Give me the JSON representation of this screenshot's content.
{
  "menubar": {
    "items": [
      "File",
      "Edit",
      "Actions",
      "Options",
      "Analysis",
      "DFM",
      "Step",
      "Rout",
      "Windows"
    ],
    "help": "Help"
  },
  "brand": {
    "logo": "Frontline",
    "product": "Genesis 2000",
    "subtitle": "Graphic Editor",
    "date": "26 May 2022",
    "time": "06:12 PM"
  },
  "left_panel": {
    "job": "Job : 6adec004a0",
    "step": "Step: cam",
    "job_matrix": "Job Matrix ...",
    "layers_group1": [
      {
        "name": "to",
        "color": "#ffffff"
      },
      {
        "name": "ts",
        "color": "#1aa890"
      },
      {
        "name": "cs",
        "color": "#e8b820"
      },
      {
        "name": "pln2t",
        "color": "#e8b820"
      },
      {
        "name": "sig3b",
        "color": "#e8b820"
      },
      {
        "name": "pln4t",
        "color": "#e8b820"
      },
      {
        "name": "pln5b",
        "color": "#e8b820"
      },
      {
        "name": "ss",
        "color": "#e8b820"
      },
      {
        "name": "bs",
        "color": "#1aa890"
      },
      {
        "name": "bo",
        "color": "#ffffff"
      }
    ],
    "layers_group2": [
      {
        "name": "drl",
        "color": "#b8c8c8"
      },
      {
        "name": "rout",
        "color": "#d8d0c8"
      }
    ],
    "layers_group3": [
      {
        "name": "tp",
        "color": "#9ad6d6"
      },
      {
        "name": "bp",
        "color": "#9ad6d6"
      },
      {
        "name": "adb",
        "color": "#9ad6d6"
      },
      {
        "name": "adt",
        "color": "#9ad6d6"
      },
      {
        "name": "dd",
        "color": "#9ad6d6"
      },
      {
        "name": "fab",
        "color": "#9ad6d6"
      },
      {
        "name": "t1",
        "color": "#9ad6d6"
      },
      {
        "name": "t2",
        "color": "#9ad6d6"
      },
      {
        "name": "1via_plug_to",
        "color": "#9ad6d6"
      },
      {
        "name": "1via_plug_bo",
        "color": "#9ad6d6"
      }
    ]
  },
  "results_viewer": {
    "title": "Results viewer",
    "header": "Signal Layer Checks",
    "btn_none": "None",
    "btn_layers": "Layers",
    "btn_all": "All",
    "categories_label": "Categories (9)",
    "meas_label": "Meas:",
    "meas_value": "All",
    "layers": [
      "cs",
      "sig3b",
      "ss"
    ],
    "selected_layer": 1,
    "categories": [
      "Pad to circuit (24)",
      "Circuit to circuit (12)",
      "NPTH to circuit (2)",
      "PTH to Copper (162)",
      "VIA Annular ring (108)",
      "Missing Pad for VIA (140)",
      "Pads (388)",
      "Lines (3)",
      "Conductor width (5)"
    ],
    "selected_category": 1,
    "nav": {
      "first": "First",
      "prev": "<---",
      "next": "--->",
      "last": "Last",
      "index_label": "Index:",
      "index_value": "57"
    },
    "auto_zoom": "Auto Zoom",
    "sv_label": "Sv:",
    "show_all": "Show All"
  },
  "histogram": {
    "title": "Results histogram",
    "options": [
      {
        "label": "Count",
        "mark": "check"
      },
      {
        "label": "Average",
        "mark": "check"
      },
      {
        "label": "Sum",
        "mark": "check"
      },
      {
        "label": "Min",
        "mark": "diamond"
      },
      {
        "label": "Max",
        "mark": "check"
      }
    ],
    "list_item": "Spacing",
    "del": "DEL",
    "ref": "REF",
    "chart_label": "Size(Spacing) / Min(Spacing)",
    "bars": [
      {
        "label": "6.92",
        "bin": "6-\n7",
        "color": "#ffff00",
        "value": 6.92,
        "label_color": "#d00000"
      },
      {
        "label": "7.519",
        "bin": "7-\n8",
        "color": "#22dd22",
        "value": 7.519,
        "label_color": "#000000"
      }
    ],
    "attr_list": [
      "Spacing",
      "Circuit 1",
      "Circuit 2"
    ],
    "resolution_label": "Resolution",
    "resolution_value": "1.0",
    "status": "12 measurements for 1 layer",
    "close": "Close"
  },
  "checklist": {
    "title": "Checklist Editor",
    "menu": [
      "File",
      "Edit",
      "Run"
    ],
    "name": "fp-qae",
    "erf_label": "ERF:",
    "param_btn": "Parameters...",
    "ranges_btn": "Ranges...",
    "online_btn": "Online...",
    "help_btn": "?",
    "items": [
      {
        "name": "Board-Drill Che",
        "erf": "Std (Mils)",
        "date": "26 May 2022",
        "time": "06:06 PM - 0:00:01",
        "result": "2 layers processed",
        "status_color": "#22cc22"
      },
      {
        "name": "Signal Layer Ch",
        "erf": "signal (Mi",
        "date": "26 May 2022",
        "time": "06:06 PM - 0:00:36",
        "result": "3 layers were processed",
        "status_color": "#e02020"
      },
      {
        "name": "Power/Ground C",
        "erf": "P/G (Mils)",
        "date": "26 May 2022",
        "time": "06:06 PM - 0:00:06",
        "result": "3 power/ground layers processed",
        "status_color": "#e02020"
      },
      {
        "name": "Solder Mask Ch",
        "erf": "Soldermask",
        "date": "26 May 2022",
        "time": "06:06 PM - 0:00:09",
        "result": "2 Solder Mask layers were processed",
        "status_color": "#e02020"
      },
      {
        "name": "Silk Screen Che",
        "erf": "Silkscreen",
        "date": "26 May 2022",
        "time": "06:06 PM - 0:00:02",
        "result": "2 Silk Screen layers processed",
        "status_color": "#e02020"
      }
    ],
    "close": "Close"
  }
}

━━━━━━━━━━━━━━━━━━━━━━━━━━━━━━

■ TRY IT ■
Where a line in the records above contains the string "were", return that line.

■ THE COMPLETED TASK ■
        "result": "3 layers were processed",
        "result": "2 Solder Mask layers were processed",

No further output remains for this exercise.